── Source data

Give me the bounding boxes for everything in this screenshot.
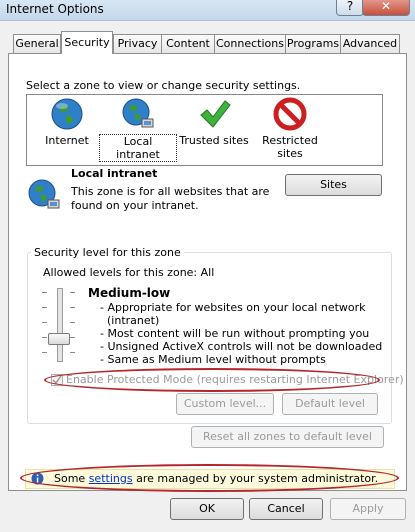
tab-programs[interactable]: Programs xyxy=(285,34,341,53)
apply-button[interactable]: Apply xyxy=(330,498,406,520)
level-description-line: (intranet) xyxy=(107,314,160,327)
slider-tick xyxy=(70,352,75,353)
security-level-group-title: Security level for this zone xyxy=(31,246,184,259)
slider-thumb[interactable] xyxy=(48,333,70,345)
slider-tick xyxy=(70,322,75,323)
cancel-button[interactable]: Cancel xyxy=(249,498,323,520)
zone-internet[interactable]: Internet xyxy=(32,97,102,147)
slider-tick xyxy=(42,307,47,308)
slider-tick xyxy=(70,337,75,338)
zone-label: Local intranet xyxy=(99,134,177,162)
tab-general[interactable]: General xyxy=(13,34,61,53)
custom-level-button[interactable]: Custom level... xyxy=(176,393,274,415)
no-entry-icon xyxy=(273,97,307,131)
zone-label: Trusted sites xyxy=(179,134,249,147)
checkmark-icon xyxy=(200,100,231,128)
security-level-slider[interactable] xyxy=(57,288,63,362)
globe-icon xyxy=(51,98,83,130)
tab-privacy[interactable]: Privacy xyxy=(113,34,162,53)
sites-button[interactable]: Sites xyxy=(285,174,382,196)
allowed-levels-label: Allowed levels for this zone: All xyxy=(43,266,215,279)
internet-options-window: Internet Options ? ✕ General Security Pr… xyxy=(0,0,415,532)
tab-content[interactable]: Content xyxy=(161,34,215,53)
zone-trusted-sites[interactable]: Trusted sites xyxy=(179,97,249,147)
window-title: Internet Options xyxy=(6,2,104,16)
zone-local-intranet[interactable]: Local intranet xyxy=(99,97,177,162)
annotation-circle-protected-mode xyxy=(44,368,380,392)
slider-tick xyxy=(42,337,47,338)
level-description-line: - Unsigned ActiveX controls will not be … xyxy=(100,340,383,353)
title-bar: Internet Options ? ✕ xyxy=(0,0,415,21)
zone-label: Internet xyxy=(45,134,89,147)
zone-label: Restricted sites xyxy=(262,134,318,160)
tab-connections[interactable]: Connections xyxy=(214,34,286,53)
zone-restricted-sites[interactable]: Restricted sites xyxy=(255,97,325,160)
selected-zone-description-line2: found on your intranet. xyxy=(71,199,199,212)
slider-tick xyxy=(42,292,47,293)
selected-zone-name: Local intranet xyxy=(71,167,158,180)
level-description-line: - Same as Medium level without prompts xyxy=(100,353,326,366)
level-description-line: - Appropriate for websites on your local… xyxy=(100,301,366,314)
tab-advanced[interactable]: Advanced xyxy=(340,34,400,53)
zone-instruction: Select a zone to view or change security… xyxy=(26,79,301,92)
slider-tick xyxy=(70,292,75,293)
close-button[interactable]: ✕ xyxy=(362,0,410,16)
slider-tick xyxy=(42,352,47,353)
help-button[interactable]: ? xyxy=(336,0,364,16)
tab-security[interactable]: Security xyxy=(61,31,113,54)
reset-all-zones-button[interactable]: Reset all zones to default level xyxy=(191,426,384,448)
ok-button[interactable]: OK xyxy=(170,498,244,520)
slider-tick xyxy=(42,322,47,323)
slider-tick xyxy=(70,307,75,308)
intranet-globe-icon xyxy=(28,179,60,209)
level-description-line: - Most content will be run without promp… xyxy=(100,327,370,340)
intranet-globe-icon xyxy=(122,98,154,128)
selected-zone-description-line1: This zone is for all websites that are xyxy=(71,185,270,198)
security-level-name: Medium-low xyxy=(88,286,171,300)
default-level-button[interactable]: Default level xyxy=(282,393,378,415)
zone-list: Internet Local intranet Trusted sites Re… xyxy=(26,94,383,166)
annotation-circle-info-bar xyxy=(20,464,399,492)
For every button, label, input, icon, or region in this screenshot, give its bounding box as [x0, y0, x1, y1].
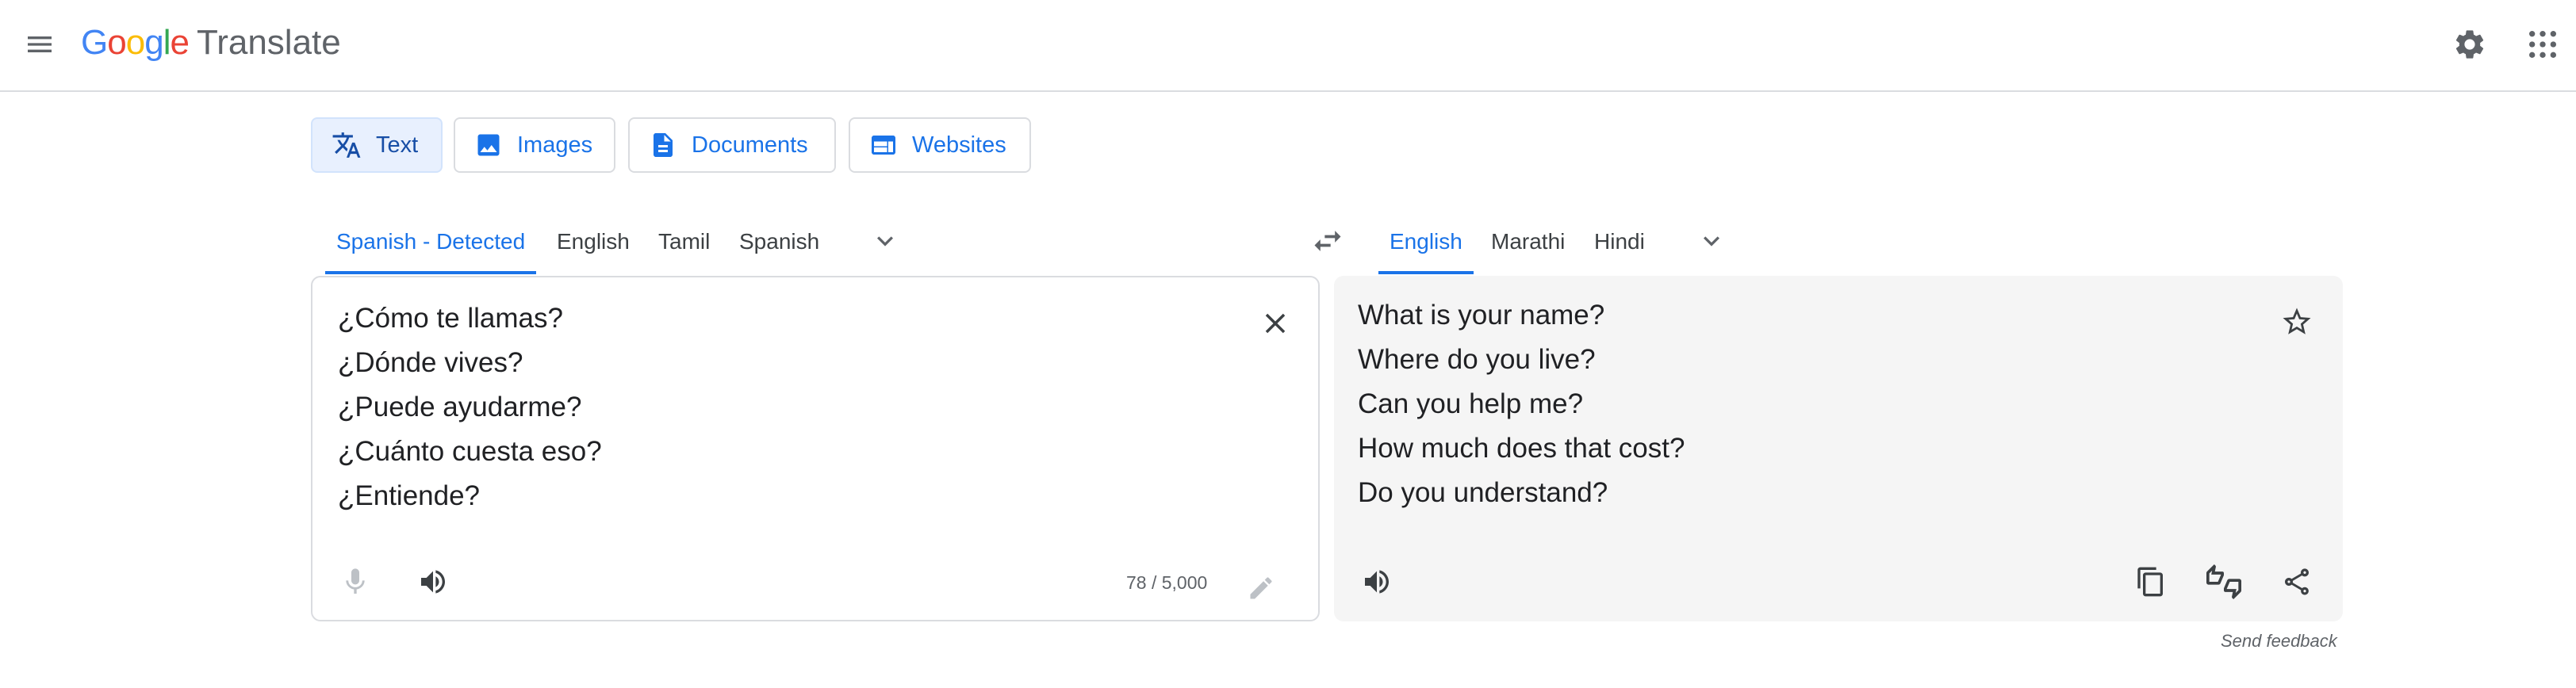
mode-images-button[interactable]: Images — [454, 117, 615, 173]
source-lang-label: Spanish — [739, 229, 820, 254]
mode-text-label: Text — [376, 132, 419, 158]
top-app-bar — [0, 0, 2576, 92]
thumbs-up-down-icon — [2206, 564, 2241, 599]
logo-letter: l — [163, 23, 171, 62]
logo-letter: G — [81, 23, 108, 62]
chevron-down-icon — [869, 225, 901, 257]
microphone-icon — [339, 566, 371, 598]
send-feedback-link[interactable]: Send feedback — [2221, 631, 2337, 652]
google-translate-logo[interactable]: Google Translate — [81, 19, 341, 67]
mode-websites-label: Websites — [912, 132, 1006, 158]
swap-arrows-icon — [1310, 224, 1345, 258]
source-lang-label: English — [557, 229, 630, 254]
target-lang-hindi-tab[interactable]: Hindi — [1594, 209, 1645, 274]
translation-line: What is your name? — [1358, 300, 1605, 331]
source-lang-label: Spanish - Detected — [336, 229, 526, 254]
menu-icon — [24, 29, 56, 60]
translation-line: Can you help me? — [1358, 388, 1584, 419]
share-translation-button[interactable] — [2273, 558, 2321, 606]
source-text-line[interactable]: ¿Cuánto cuesta eso? — [338, 436, 602, 468]
document-icon — [649, 131, 677, 159]
source-text-panel[interactable]: ¿Cómo te llamas? ¿Dónde vives? ¿Puede ay… — [311, 276, 1320, 621]
target-lang-label: Marathi — [1491, 229, 1566, 254]
voice-input-button[interactable] — [332, 558, 379, 606]
share-icon — [2281, 566, 2313, 598]
product-name: Translate — [196, 23, 341, 62]
target-lang-marathi-tab[interactable]: Marathi — [1491, 209, 1565, 274]
target-lang-english-tab[interactable]: English — [1378, 209, 1474, 274]
source-lang-spanish-tab[interactable]: Spanish — [739, 209, 819, 274]
listen-source-button[interactable] — [409, 558, 457, 606]
apps-grid-icon — [2527, 29, 2559, 60]
logo-letter: g — [144, 23, 164, 62]
source-text-line[interactable]: ¿Cómo te llamas? — [338, 303, 563, 334]
speaker-icon — [1361, 566, 1393, 598]
source-text-line[interactable]: ¿Entiende? — [338, 480, 480, 512]
close-icon — [1259, 307, 1292, 340]
source-text-line[interactable]: ¿Dónde vives? — [338, 347, 523, 379]
target-lang-label: English — [1390, 229, 1462, 254]
translation-output-panel: What is your name? Where do you live? Ca… — [1334, 276, 2343, 621]
copy-icon — [2135, 566, 2167, 598]
logo-letter: o — [107, 23, 127, 62]
translation-line: Do you understand? — [1358, 477, 1608, 508]
logo-letter: e — [170, 23, 190, 62]
target-lang-label: Hindi — [1594, 229, 1645, 254]
website-icon — [869, 131, 898, 159]
settings-button[interactable] — [2446, 21, 2494, 68]
translate-icon — [332, 130, 362, 160]
character-count: 78 / 5,000 — [1126, 572, 1208, 593]
clear-source-button[interactable] — [1252, 300, 1299, 347]
listen-translation-button[interactable] — [1353, 558, 1401, 606]
logo-letter: o — [125, 23, 146, 62]
mode-websites-button[interactable]: Websites — [849, 117, 1031, 173]
swap-languages-button[interactable] — [1304, 217, 1351, 265]
chevron-down-icon — [1696, 225, 1727, 257]
source-lang-label: Tamil — [658, 229, 711, 254]
translation-line: Where do you live? — [1358, 344, 1596, 375]
gear-icon — [2452, 27, 2487, 62]
translation-line: How much does that cost? — [1358, 433, 1685, 464]
google-apps-button[interactable] — [2519, 21, 2566, 68]
mode-images-label: Images — [517, 132, 593, 158]
save-translation-button[interactable] — [2273, 298, 2321, 346]
mode-documents-label: Documents — [692, 132, 808, 158]
source-lang-english-tab[interactable]: English — [557, 209, 630, 274]
copy-translation-button[interactable] — [2127, 558, 2175, 606]
handwriting-button[interactable] — [1237, 564, 1285, 612]
source-text-line[interactable]: ¿Puede ayudarme? — [338, 392, 581, 423]
speaker-icon — [417, 566, 449, 598]
star-outline-icon — [2280, 305, 2313, 338]
rate-translation-button[interactable] — [2200, 558, 2248, 606]
mode-documents-button[interactable]: Documents — [628, 117, 836, 173]
source-lang-tamil-tab[interactable]: Tamil — [658, 209, 710, 274]
target-lang-more-button[interactable] — [1688, 217, 1735, 265]
source-lang-more-button[interactable] — [861, 217, 909, 265]
image-icon — [474, 131, 503, 159]
source-lang-detected-tab[interactable]: Spanish - Detected — [325, 209, 537, 274]
main-menu-button[interactable] — [19, 24, 60, 65]
mode-text-button[interactable]: Text — [311, 117, 443, 173]
pencil-icon — [1247, 574, 1275, 602]
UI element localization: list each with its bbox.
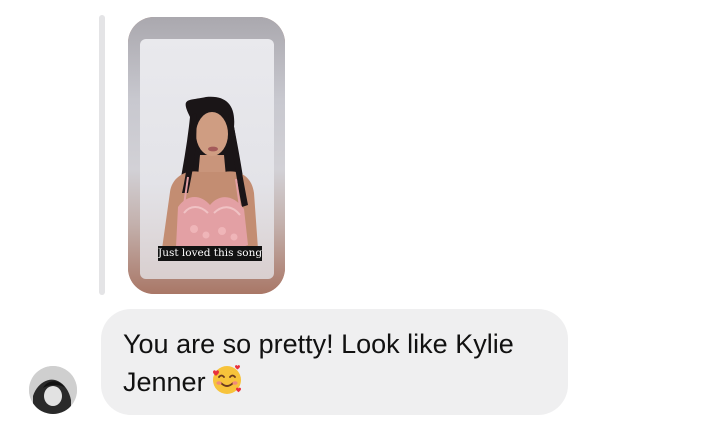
sender-avatar[interactable] xyxy=(29,366,77,414)
message-text: You are so pretty! Look like Kylie Jenne… xyxy=(123,329,514,397)
avatar-photo xyxy=(29,366,77,414)
story-caption: Just loved this song xyxy=(158,246,262,261)
story-preview[interactable]: Just loved this song xyxy=(128,17,285,294)
smiling-face-with-hearts-icon xyxy=(210,363,244,397)
reply-indicator-bar xyxy=(99,15,105,295)
message-bubble[interactable]: You are so pretty! Look like Kylie Jenne… xyxy=(101,309,568,415)
message-row: You are so pretty! Look like Kylie Jenne… xyxy=(0,300,712,426)
message-thread: Just loved this song You are so pretty! … xyxy=(0,0,712,426)
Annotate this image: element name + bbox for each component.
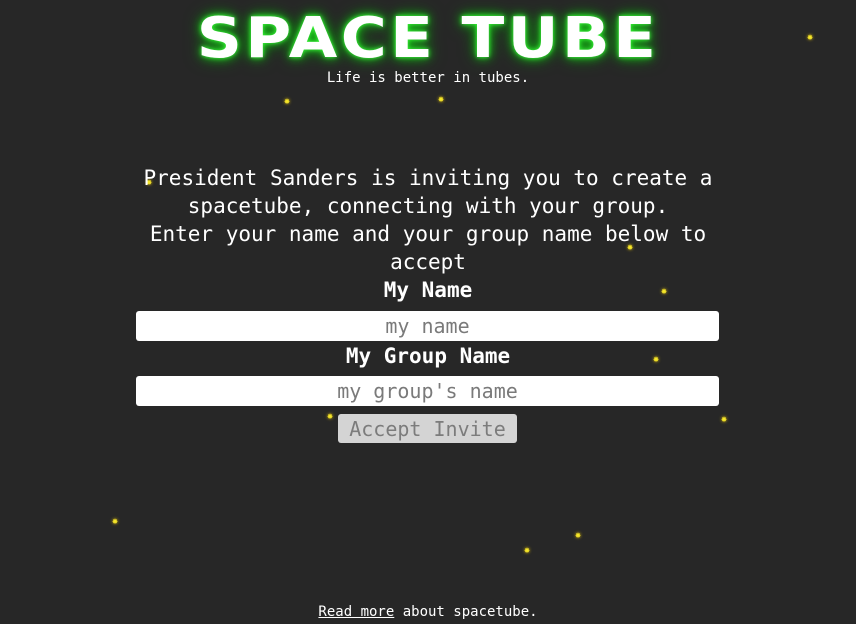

────

**Stated task**
Turn the records into a numbered list, starting at the line that contains "mode-images-button[interactable]: Images —" and ending at the line that contains "source-lang-label: Spanish - Detected", with both of those lines included. Leave out any blank lines.

**Solution for this problem**
1. mode-images-button[interactable]: Images — [454, 117, 615, 173]
2. source-lang-label: Spanish — [739, 229, 820, 254]
3. mode-text-label: Text — [376, 132, 419, 158]
4. top-app-bar — [0, 0, 2576, 92]
5. thumbs-up-down-icon — [2206, 564, 2241, 599]
6. logo-letter: l — [163, 23, 171, 62]
7. logo-letter: G — [81, 23, 108, 62]
8. chevron-down-icon — [869, 225, 901, 257]
9. microphone-icon — [339, 566, 371, 598]
10. send-feedback-link[interactable]: Send feedback — [2221, 631, 2337, 652]
11. google-translate-logo[interactable]: Google Translate — [81, 19, 341, 67]
12. mode-websites-label: Websites — [912, 132, 1006, 158]
13. swap-arrows-icon — [1310, 224, 1345, 258]
14. source-lang-label: English — [557, 229, 630, 254]
15. target-lang-hindi-tab[interactable]: Hindi — [1594, 209, 1645, 274]
16. translation-line: What is your name? — [1358, 300, 1605, 331]
17. source-lang-label: Spanish - Detected — [336, 229, 526, 254]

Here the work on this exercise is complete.